Exercise aim: Whenever a line below holds the word "supply", copy that line.

(Items from a data source)
────────────────────────────────────────

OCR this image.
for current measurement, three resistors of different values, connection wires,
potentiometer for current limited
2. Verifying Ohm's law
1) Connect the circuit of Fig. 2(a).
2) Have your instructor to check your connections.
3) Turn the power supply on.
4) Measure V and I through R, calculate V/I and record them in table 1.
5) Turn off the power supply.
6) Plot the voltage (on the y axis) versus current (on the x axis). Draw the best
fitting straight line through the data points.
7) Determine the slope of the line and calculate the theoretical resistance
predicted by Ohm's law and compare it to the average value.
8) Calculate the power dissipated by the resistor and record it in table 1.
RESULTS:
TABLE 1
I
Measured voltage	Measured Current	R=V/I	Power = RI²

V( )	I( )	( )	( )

────────────────────────────────────────

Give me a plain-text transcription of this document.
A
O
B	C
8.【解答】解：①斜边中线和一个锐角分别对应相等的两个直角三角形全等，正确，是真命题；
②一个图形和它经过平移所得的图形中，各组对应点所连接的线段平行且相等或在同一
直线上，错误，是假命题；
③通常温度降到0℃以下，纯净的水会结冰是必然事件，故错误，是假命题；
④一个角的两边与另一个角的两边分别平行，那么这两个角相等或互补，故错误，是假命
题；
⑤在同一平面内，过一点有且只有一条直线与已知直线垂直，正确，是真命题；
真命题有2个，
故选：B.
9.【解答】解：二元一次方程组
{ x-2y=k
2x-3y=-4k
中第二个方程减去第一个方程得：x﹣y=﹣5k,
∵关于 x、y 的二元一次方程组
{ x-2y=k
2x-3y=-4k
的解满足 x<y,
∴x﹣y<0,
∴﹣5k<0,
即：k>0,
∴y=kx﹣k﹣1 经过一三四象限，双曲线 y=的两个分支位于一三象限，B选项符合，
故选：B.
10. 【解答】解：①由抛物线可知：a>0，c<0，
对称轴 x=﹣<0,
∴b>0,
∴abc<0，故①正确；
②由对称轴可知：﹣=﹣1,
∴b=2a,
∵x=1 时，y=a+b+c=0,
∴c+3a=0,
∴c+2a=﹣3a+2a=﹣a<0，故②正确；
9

────────────────────────────────────────

Solution for this problem:
3) Turn the power supply on.
5) Turn off the power supply.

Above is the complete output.